▶ **What the exercise asks**: Collect each line holding the string "surface".

▶ **Supplied records**:
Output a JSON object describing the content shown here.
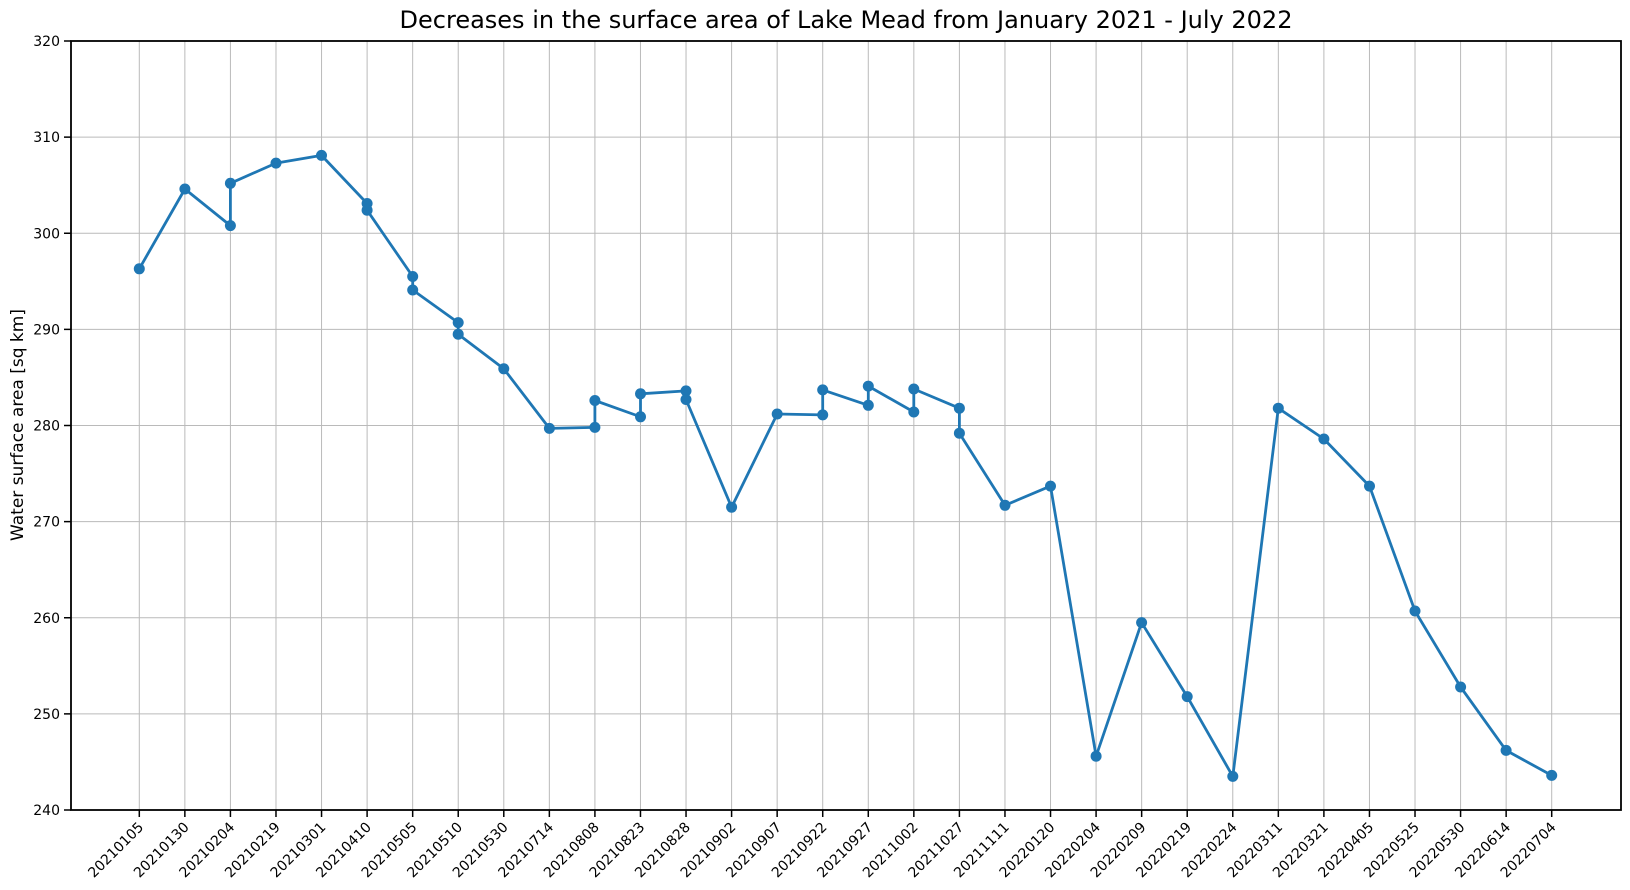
{
  "title": "Decreases in the surface area of Lake Mead from January 2021 - July 2022",
  "chart_data": {
    "type": "line",
    "title": "Decreases in the surface area of Lake Mead from January 2021 - July 2022",
    "xlabel": "",
    "ylabel": "Water surface area [sq km]",
    "ylim": [
      240,
      320
    ],
    "yticks": [
      240,
      250,
      260,
      270,
      280,
      290,
      300,
      310,
      320
    ],
    "grid": true,
    "legend": false,
    "line_color": "#1f77b4",
    "grid_color": "#bababa",
    "spine_color": "#000000",
    "marker": "circle",
    "x_tick_labels": [
      "20210105",
      "20210130",
      "20210204",
      "20210219",
      "20210301",
      "20210410",
      "20210505",
      "20210510",
      "20210530",
      "20210714",
      "20210808",
      "20210823",
      "20210828",
      "20210902",
      "20210907",
      "20210922",
      "20210927",
      "20211002",
      "20211027",
      "20211111",
      "20220120",
      "20220204",
      "20220209",
      "20220219",
      "20220224",
      "20220311",
      "20220321",
      "20220405",
      "20220525",
      "20220530",
      "20220614",
      "20220704"
    ],
    "series": [
      {
        "name": "Water surface area",
        "points": [
          [
            "20210105",
            296.3
          ],
          [
            "20210130",
            304.6
          ],
          [
            "20210204",
            300.8
          ],
          [
            "20210204",
            305.2
          ],
          [
            "20210219",
            307.3
          ],
          [
            "20210301",
            308.1
          ],
          [
            "20210410",
            303.1
          ],
          [
            "20210410",
            302.4
          ],
          [
            "20210505",
            295.5
          ],
          [
            "20210505",
            294.1
          ],
          [
            "20210510",
            290.7
          ],
          [
            "20210510",
            289.5
          ],
          [
            "20210530",
            285.9
          ],
          [
            "20210714",
            279.7
          ],
          [
            "20210808",
            279.8
          ],
          [
            "20210808",
            282.6
          ],
          [
            "20210823",
            280.9
          ],
          [
            "20210823",
            283.3
          ],
          [
            "20210828",
            283.6
          ],
          [
            "20210828",
            282.7
          ],
          [
            "20210902",
            271.5
          ],
          [
            "20210907",
            281.2
          ],
          [
            "20210922",
            281.1
          ],
          [
            "20210922",
            283.7
          ],
          [
            "20210927",
            282.1
          ],
          [
            "20210927",
            284.1
          ],
          [
            "20211002",
            281.4
          ],
          [
            "20211002",
            283.8
          ],
          [
            "20211027",
            281.8
          ],
          [
            "20211027",
            279.2
          ],
          [
            "20211111",
            271.7
          ],
          [
            "20220120",
            273.7
          ],
          [
            "20220204",
            245.6
          ],
          [
            "20220209",
            259.5
          ],
          [
            "20220219",
            251.8
          ],
          [
            "20220224",
            243.5
          ],
          [
            "20220311",
            281.8
          ],
          [
            "20220321",
            278.6
          ],
          [
            "20220405",
            273.7
          ],
          [
            "20220525",
            260.7
          ],
          [
            "20220530",
            252.8
          ],
          [
            "20220614",
            246.2
          ],
          [
            "20220704",
            243.6
          ]
        ]
      }
    ]
  }
}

▶ **Task result**:
  "title": "Decreases in the surface area of Lake Mead from January 2021 - July 2022",
    "title": "Decreases in the surface area of Lake Mead from January 2021 - July 2022",
    "ylabel": "Water surface area [sq km]",
        "name": "Water surface area",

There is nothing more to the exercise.